### Instructions for the task
Gather every line of the entries that includes the word "marker".

Records from a data source
▬▬▬

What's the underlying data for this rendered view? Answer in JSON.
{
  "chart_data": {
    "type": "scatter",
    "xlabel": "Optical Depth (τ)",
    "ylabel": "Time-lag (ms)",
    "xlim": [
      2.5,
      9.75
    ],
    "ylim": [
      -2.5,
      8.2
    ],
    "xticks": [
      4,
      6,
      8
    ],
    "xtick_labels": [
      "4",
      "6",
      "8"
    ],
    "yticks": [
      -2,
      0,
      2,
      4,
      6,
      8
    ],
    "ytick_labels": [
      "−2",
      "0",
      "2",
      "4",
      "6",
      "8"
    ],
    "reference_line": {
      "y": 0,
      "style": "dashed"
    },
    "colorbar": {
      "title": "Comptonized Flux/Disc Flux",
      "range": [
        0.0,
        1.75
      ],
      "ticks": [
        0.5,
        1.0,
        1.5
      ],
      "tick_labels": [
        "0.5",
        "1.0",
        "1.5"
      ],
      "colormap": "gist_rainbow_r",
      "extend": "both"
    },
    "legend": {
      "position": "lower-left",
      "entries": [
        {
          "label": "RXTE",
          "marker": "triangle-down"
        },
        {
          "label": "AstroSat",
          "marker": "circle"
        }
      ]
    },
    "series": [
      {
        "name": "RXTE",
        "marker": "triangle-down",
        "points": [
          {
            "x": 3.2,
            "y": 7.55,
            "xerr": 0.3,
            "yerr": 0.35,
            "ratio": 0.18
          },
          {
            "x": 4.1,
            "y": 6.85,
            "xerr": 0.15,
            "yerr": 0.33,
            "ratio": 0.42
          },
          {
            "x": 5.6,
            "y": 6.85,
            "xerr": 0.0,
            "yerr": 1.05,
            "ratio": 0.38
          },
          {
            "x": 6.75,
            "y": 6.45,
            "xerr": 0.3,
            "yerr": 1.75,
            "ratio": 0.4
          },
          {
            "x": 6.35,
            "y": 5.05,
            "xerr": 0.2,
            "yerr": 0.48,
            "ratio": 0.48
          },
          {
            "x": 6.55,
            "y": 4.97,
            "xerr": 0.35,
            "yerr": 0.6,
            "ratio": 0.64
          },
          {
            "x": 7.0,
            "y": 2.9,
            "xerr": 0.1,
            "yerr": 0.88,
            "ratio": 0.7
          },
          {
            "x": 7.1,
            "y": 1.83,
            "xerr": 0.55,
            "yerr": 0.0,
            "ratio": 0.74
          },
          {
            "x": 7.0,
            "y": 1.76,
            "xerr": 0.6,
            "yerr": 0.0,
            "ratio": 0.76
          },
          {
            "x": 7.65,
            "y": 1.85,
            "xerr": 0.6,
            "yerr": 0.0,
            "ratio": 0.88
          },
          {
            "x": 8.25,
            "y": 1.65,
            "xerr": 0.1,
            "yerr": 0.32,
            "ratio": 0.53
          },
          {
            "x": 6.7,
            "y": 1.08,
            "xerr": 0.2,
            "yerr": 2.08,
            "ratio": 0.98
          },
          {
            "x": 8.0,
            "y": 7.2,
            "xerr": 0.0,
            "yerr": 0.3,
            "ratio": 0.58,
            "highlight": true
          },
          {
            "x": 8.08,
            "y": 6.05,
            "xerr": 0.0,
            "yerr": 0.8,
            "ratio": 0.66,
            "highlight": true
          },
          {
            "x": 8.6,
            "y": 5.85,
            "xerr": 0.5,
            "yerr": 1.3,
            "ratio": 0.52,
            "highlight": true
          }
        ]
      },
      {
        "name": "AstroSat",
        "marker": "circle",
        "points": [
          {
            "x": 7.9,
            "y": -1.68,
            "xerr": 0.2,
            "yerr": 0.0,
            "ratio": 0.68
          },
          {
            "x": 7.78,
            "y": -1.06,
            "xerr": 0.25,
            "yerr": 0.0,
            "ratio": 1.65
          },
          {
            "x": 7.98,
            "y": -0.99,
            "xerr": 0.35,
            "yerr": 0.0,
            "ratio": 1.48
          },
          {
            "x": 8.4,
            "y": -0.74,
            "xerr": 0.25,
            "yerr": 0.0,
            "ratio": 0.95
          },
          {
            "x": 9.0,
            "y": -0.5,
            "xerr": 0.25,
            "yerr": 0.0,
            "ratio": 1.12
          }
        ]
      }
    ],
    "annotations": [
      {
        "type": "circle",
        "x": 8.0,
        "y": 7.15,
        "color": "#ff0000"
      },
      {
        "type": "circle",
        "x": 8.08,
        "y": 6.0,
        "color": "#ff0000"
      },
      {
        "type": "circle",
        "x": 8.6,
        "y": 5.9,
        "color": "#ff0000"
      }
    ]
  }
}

▬▬▬

### Written response
          "marker": "triangle-down"
          "marker": "circle"
        "marker": "triangle-down",
        "marker": "circle",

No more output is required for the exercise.